INPUT ROWS
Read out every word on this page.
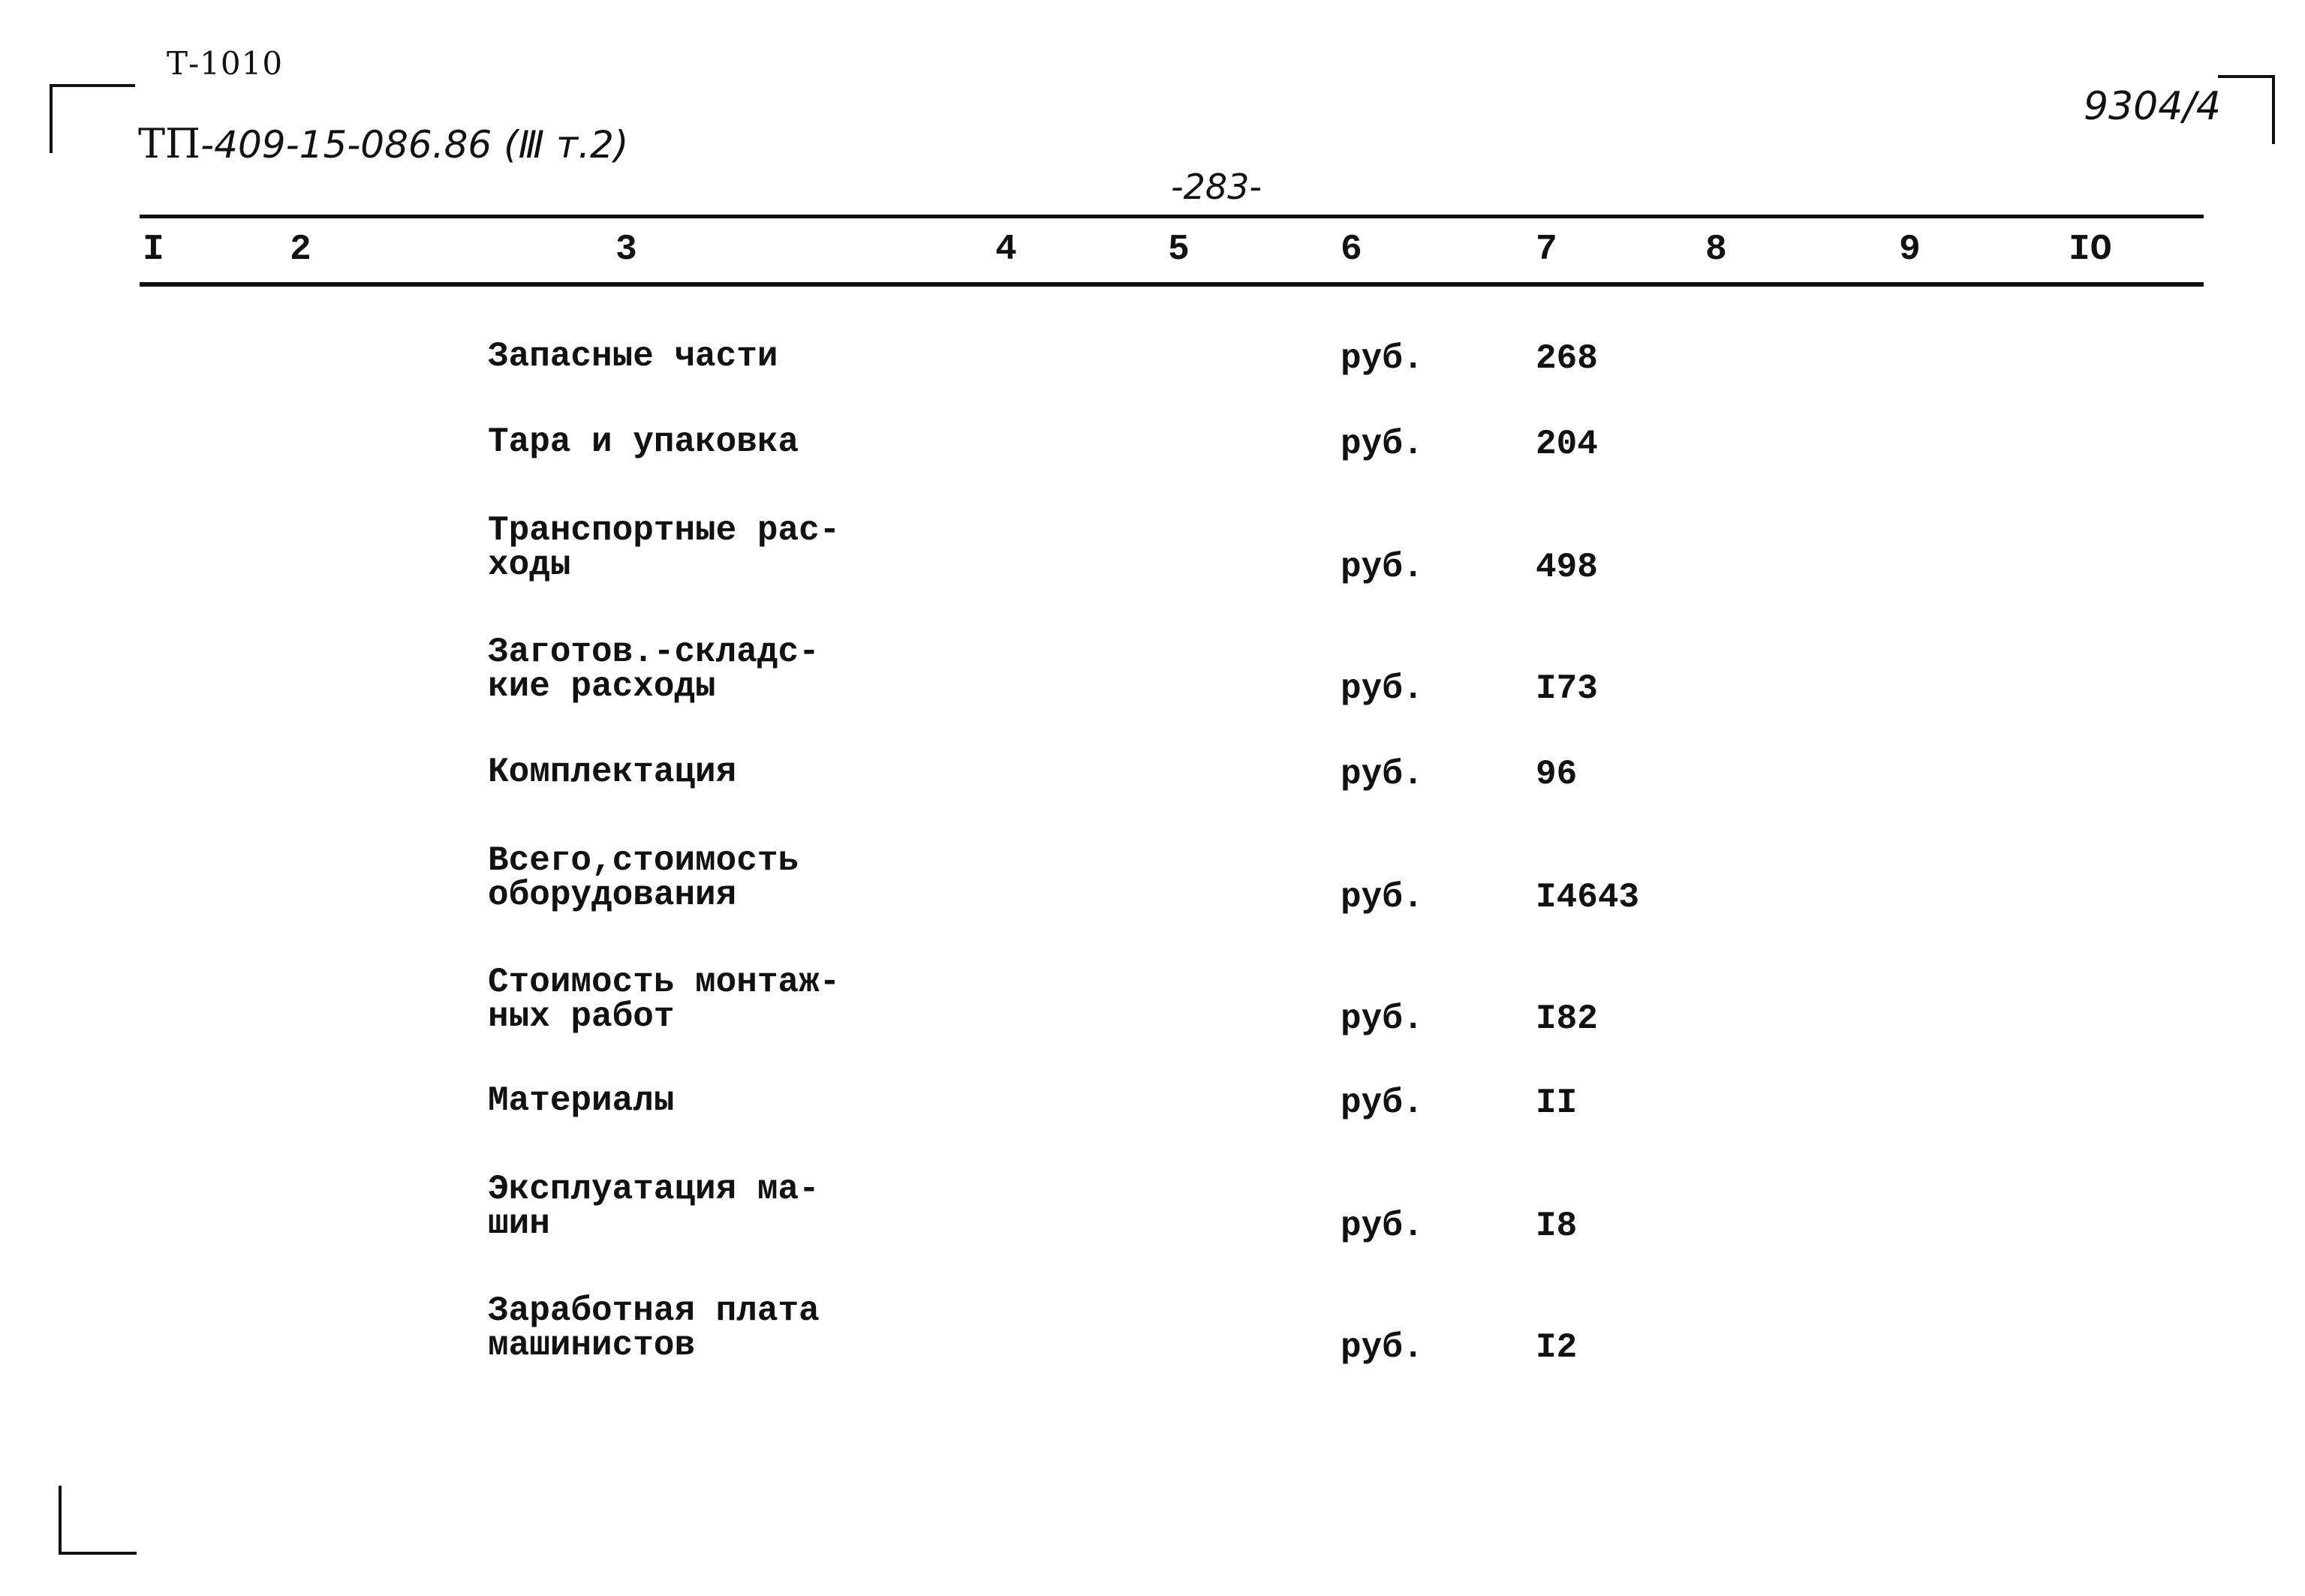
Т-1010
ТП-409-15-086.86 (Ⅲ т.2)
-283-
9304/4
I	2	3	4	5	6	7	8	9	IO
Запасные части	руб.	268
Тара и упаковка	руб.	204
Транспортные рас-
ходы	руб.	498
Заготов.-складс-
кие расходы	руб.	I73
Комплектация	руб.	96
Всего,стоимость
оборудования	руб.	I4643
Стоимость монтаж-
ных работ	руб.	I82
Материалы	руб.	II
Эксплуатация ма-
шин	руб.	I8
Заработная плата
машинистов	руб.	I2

PROBLEM TO WORK ON
Write out all the records again, exactly, minus any pictures.

SOLUTION TO THE PROBLEM
Read out every word on this page.
Т-1010
ТП-409-15-086.86 (Ⅲ т.2)
-283-
9304/4
I	2	3	4	5	6	7	8	9	IO
Запасные части	руб.	268
Тара и упаковка	руб.	204
Транспортные рас-
ходы	руб.	498
Заготов.-складс-
кие расходы	руб.	I73
Комплектация	руб.	96
Всего,стоимость
оборудования	руб.	I4643
Стоимость монтаж-
ных работ	руб.	I82
Материалы	руб.	II
Эксплуатация ма-
шин	руб.	I8
Заработная плата
машинистов	руб.	I2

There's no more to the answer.